## THE TASK
Write out the full listing exactly as given, minus the images.

[Some records]
# # # #

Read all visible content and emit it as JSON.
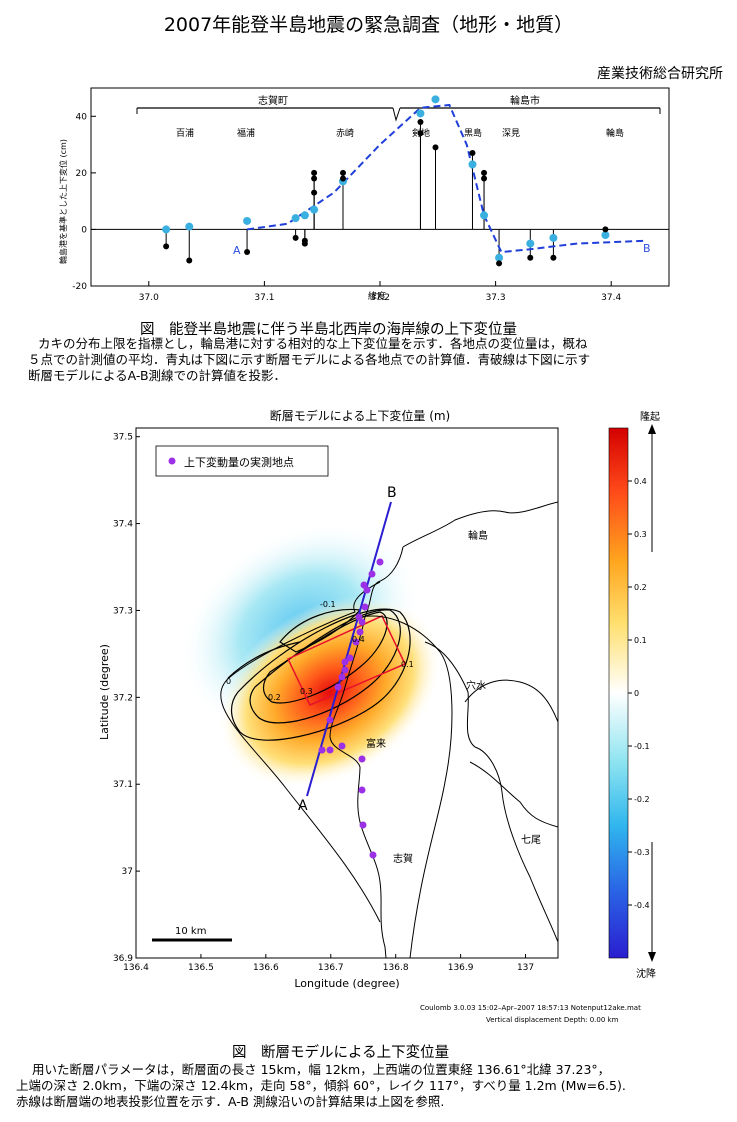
{
  "title": "2007年能登半島地震の緊急調査（地形・地質）",
  "organization": "産業技術総合研究所",
  "fig1": {
    "caption": "図　能登半島地震に伴う半島北西岸の海岸線の上下変位量",
    "desc_lines": [
      "カキの分布上限を指標とし，輪島港に対する相対的な上下変位量を示す．各地点の変位量は，概ね",
      "５点での計測値の平均．青丸は下図に示す断層モデルによる各地点での計算値．青破線は下図に示す",
      "断層モデルによるA-B測線での計算値を投影．"
    ],
    "regions": [
      "志賀町",
      "輪島市"
    ],
    "places": [
      "百浦",
      "福浦",
      "赤崎",
      "剣地",
      "黒島",
      "深見",
      "輪島"
    ],
    "ylabel": "輪島港を基準とした上下変位 (cm)",
    "xlabel": "緯度",
    "point_a": "A",
    "point_b": "B",
    "chart_data": {
      "type": "scatter",
      "xlabel": "緯度",
      "ylabel": "輪島港を基準とした上下変位 (cm)",
      "xlim": [
        36.95,
        37.45
      ],
      "ylim": [
        -20,
        50
      ],
      "x_ticks": [
        "37.0",
        "37.1",
        "37.2",
        "37.3",
        "37.4"
      ],
      "y_ticks": [
        "40",
        "20",
        "0",
        "-20"
      ],
      "series": [
        {
          "kind": "measured",
          "color": "#000000",
          "points": [
            [
              37.015,
              -6
            ],
            [
              37.035,
              -11
            ],
            [
              37.085,
              -8
            ],
            [
              37.127,
              -3
            ],
            [
              37.135,
              -4
            ],
            [
              37.135,
              -5
            ],
            [
              37.143,
              18
            ],
            [
              37.143,
              20
            ],
            [
              37.143,
              13
            ],
            [
              37.168,
              20
            ],
            [
              37.168,
              18
            ],
            [
              37.235,
              38
            ],
            [
              37.235,
              34
            ],
            [
              37.248,
              29
            ],
            [
              37.28,
              27
            ],
            [
              37.29,
              20
            ],
            [
              37.29,
              18
            ],
            [
              37.303,
              -12
            ],
            [
              37.33,
              -10
            ],
            [
              37.35,
              -10
            ],
            [
              37.395,
              0
            ]
          ]
        },
        {
          "kind": "model",
          "color": "#3ab0e0",
          "points": [
            [
              37.015,
              0
            ],
            [
              37.035,
              1
            ],
            [
              37.085,
              3
            ],
            [
              37.127,
              4
            ],
            [
              37.135,
              5
            ],
            [
              37.143,
              7
            ],
            [
              37.168,
              17
            ],
            [
              37.235,
              41
            ],
            [
              37.248,
              46
            ],
            [
              37.28,
              23
            ],
            [
              37.29,
              5
            ],
            [
              37.303,
              -10
            ],
            [
              37.33,
              -5
            ],
            [
              37.35,
              -3
            ],
            [
              37.395,
              -2
            ]
          ]
        },
        {
          "kind": "model A-B",
          "color": "#1f3fd8",
          "points": [
            [
              37.085,
              0
            ],
            [
              37.12,
              2
            ],
            [
              37.16,
              13
            ],
            [
              37.2,
              30
            ],
            [
              37.235,
              43
            ],
            [
              37.26,
              44
            ],
            [
              37.275,
              30
            ],
            [
              37.29,
              5
            ],
            [
              37.305,
              -8
            ],
            [
              37.33,
              -7
            ],
            [
              37.37,
              -5
            ],
            [
              37.43,
              -4
            ]
          ]
        }
      ]
    }
  },
  "fig2": {
    "title": "断層モデルによる上下変位量 (m)",
    "legend": "上下変動量の実測地点",
    "xlabel": "Longitude (degree)",
    "ylabel": "Latitude (degree)",
    "x_ticks": [
      "136.4",
      "136.5",
      "136.6",
      "136.7",
      "136.8",
      "136.9",
      "137"
    ],
    "y_ticks": [
      "37.5",
      "37.4",
      "37.3",
      "37.2",
      "37.1",
      "37",
      "36.9"
    ],
    "cb_top": "隆起",
    "cb_bottom": "沈降",
    "cb_ticks": [
      "0.4",
      "0.3",
      "0.2",
      "0.1",
      "0",
      "-0.1",
      "-0.2",
      "-0.3",
      "-0.4"
    ],
    "places": [
      "輪島",
      "穴水",
      "富来",
      "七尾",
      "志賀"
    ],
    "point_a": "A",
    "point_b": "B",
    "scale": "10 km",
    "contours": [
      "-0.1",
      "0",
      "0.1",
      "0.2",
      "0.3",
      "0.4"
    ],
    "footer1": "Coulomb 3.0.03 15:02–Apr–2007 18:57:13 Notenput12ake.mat",
    "footer2": "Vertical displacement  Depth: 0.00 km",
    "caption": "図　断層モデルによる上下変位量",
    "desc_lines": [
      "用いた断層パラメータは，断層面の長さ 15km，幅 12km，上西端の位置東経 136.61°北緯 37.23°，",
      "上端の深さ 2.0km，下端の深さ 12.4km，走向 58°，傾斜 60°，レイク 117°，すべり量 1.2m (Mw=6.5).",
      "赤線は断層端の地表投影位置を示す．A-B 測線沿いの計算結果は上図を参照."
    ]
  }
}
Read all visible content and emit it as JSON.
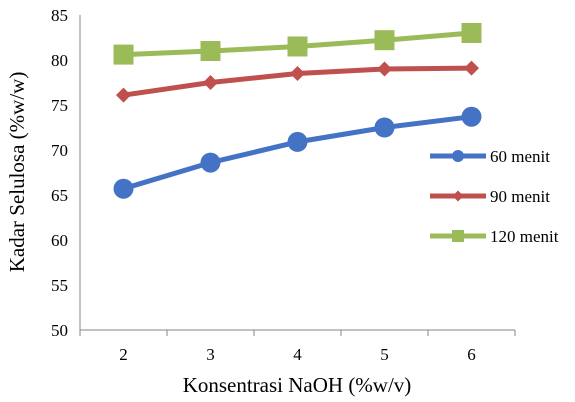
{
  "chart_data": {
    "type": "line",
    "title": "",
    "xlabel": "Konsentrasi NaOH (%w/v)",
    "ylabel": "Kadar Selulosa (%w/w)",
    "x": [
      2,
      3,
      4,
      5,
      6
    ],
    "ylim": [
      50,
      85
    ],
    "yticks": [
      50,
      55,
      60,
      65,
      70,
      75,
      80,
      85
    ],
    "grid": false,
    "legend": "right",
    "series": [
      {
        "name": "60 menit",
        "values": [
          65.7,
          68.6,
          70.9,
          72.5,
          73.7
        ],
        "color": "#4472C4",
        "marker": "circle"
      },
      {
        "name": "90 menit",
        "values": [
          76.1,
          77.5,
          78.5,
          79.0,
          79.1
        ],
        "color": "#C0504D",
        "marker": "diamond"
      },
      {
        "name": "120 menit",
        "values": [
          80.6,
          81.0,
          81.5,
          82.2,
          83.0
        ],
        "color": "#9BBB59",
        "marker": "square"
      }
    ]
  }
}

# # # #

## FINAL RESULT
Read all visible content and emit it as JSON.
{
  "title": "2007年能登半島地震の緊急調査（地形・地質）",
  "organization": "産業技術総合研究所",
  "fig1": {
    "caption": "図　能登半島地震に伴う半島北西岸の海岸線の上下変位量",
    "desc_lines": [
      "カキの分布上限を指標とし，輪島港に対する相対的な上下変位量を示す．各地点の変位量は，概ね",
      "５点での計測値の平均．青丸は下図に示す断層モデルによる各地点での計算値．青破線は下図に示す",
      "断層モデルによるA-B測線での計算値を投影．"
    ],
    "regions": [
      "志賀町",
      "輪島市"
    ],
    "places": [
      "百浦",
      "福浦",
      "赤崎",
      "剣地",
      "黒島",
      "深見",
      "輪島"
    ],
    "ylabel": "輪島港を基準とした上下変位 (cm)",
    "xlabel": "緯度",
    "point_a": "A",
    "point_b": "B",
    "chart_data": {
      "type": "scatter",
      "xlabel": "緯度",
      "ylabel": "輪島港を基準とした上下変位 (cm)",
      "xlim": [
        36.95,
        37.45
      ],
      "ylim": [
        -20,
        50
      ],
      "x_ticks": [
        "37.0",
        "37.1",
        "37.2",
        "37.3",
        "37.4"
      ],
      "y_ticks": [
        "40",
        "20",
        "0",
        "-20"
      ],
      "series": [
        {
          "kind": "measured",
          "color": "#000000",
          "points": [
            [
              37.015,
              -6
            ],
            [
              37.035,
              -11
            ],
            [
              37.085,
              -8
            ],
            [
              37.127,
              -3
            ],
            [
              37.135,
              -4
            ],
            [
              37.135,
              -5
            ],
            [
              37.143,
              18
            ],
            [
              37.143,
              20
            ],
            [
              37.143,
              13
            ],
            [
              37.168,
              20
            ],
            [
              37.168,
              18
            ],
            [
              37.235,
              38
            ],
            [
              37.235,
              34
            ],
            [
              37.248,
              29
            ],
            [
              37.28,
              27
            ],
            [
              37.29,
              20
            ],
            [
              37.29,
              18
            ],
            [
              37.303,
              -12
            ],
            [
              37.33,
              -10
            ],
            [
              37.35,
              -10
            ],
            [
              37.395,
              0
            ]
          ]
        },
        {
          "kind": "model",
          "color": "#3ab0e0",
          "points": [
            [
              37.015,
              0
            ],
            [
              37.035,
              1
            ],
            [
              37.085,
              3
            ],
            [
              37.127,
              4
            ],
            [
              37.135,
              5
            ],
            [
              37.143,
              7
            ],
            [
              37.168,
              17
            ],
            [
              37.235,
              41
            ],
            [
              37.248,
              46
            ],
            [
              37.28,
              23
            ],
            [
              37.29,
              5
            ],
            [
              37.303,
              -10
            ],
            [
              37.33,
              -5
            ],
            [
              37.35,
              -3
            ],
            [
              37.395,
              -2
            ]
          ]
        },
        {
          "kind": "model A-B",
          "color": "#1f3fd8",
          "points": [
            [
              37.085,
              0
            ],
            [
              37.12,
              2
            ],
            [
              37.16,
              13
            ],
            [
              37.2,
              30
            ],
            [
              37.235,
              43
            ],
            [
              37.26,
              44
            ],
            [
              37.275,
              30
            ],
            [
              37.29,
              5
            ],
            [
              37.305,
              -8
            ],
            [
              37.33,
              -7
            ],
            [
              37.37,
              -5
            ],
            [
              37.43,
              -4
            ]
          ]
        }
      ]
    }
  },
  "fig2": {
    "title": "断層モデルによる上下変位量 (m)",
    "legend": "上下変動量の実測地点",
    "xlabel": "Longitude (degree)",
    "ylabel": "Latitude (degree)",
    "x_ticks": [
      "136.4",
      "136.5",
      "136.6",
      "136.7",
      "136.8",
      "136.9",
      "137"
    ],
    "y_ticks": [
      "37.5",
      "37.4",
      "37.3",
      "37.2",
      "37.1",
      "37",
      "36.9"
    ],
    "cb_top": "隆起",
    "cb_bottom": "沈降",
    "cb_ticks": [
      "0.4",
      "0.3",
      "0.2",
      "0.1",
      "0",
      "-0.1",
      "-0.2",
      "-0.3",
      "-0.4"
    ],
    "places": [
      "輪島",
      "穴水",
      "富来",
      "七尾",
      "志賀"
    ],
    "point_a": "A",
    "point_b": "B",
    "scale": "10 km",
    "contours": [
      "-0.1",
      "0",
      "0.1",
      "0.2",
      "0.3",
      "0.4"
    ],
    "footer1": "Coulomb 3.0.03 15:02–Apr–2007 18:57:13 Notenput12ake.mat",
    "footer2": "Vertical displacement  Depth: 0.00 km",
    "caption": "図　断層モデルによる上下変位量",
    "desc_lines": [
      "用いた断層パラメータは，断層面の長さ 15km，幅 12km，上西端の位置東経 136.61°北緯 37.23°，",
      "上端の深さ 2.0km，下端の深さ 12.4km，走向 58°，傾斜 60°，レイク 117°，すべり量 1.2m (Mw=6.5).",
      "赤線は断層端の地表投影位置を示す．A-B 測線沿いの計算結果は上図を参照."
    ]
  }
}
Read all visible content and emit it as JSON.
{
  "chart_data": {
    "type": "line",
    "title": "",
    "xlabel": "Konsentrasi NaOH (%w/v)",
    "ylabel": "Kadar Selulosa (%w/w)",
    "x": [
      2,
      3,
      4,
      5,
      6
    ],
    "ylim": [
      50,
      85
    ],
    "yticks": [
      50,
      55,
      60,
      65,
      70,
      75,
      80,
      85
    ],
    "grid": false,
    "legend": "right",
    "series": [
      {
        "name": "60 menit",
        "values": [
          65.7,
          68.6,
          70.9,
          72.5,
          73.7
        ],
        "color": "#4472C4",
        "marker": "circle"
      },
      {
        "name": "90 menit",
        "values": [
          76.1,
          77.5,
          78.5,
          79.0,
          79.1
        ],
        "color": "#C0504D",
        "marker": "diamond"
      },
      {
        "name": "120 menit",
        "values": [
          80.6,
          81.0,
          81.5,
          82.2,
          83.0
        ],
        "color": "#9BBB59",
        "marker": "square"
      }
    ]
  }
}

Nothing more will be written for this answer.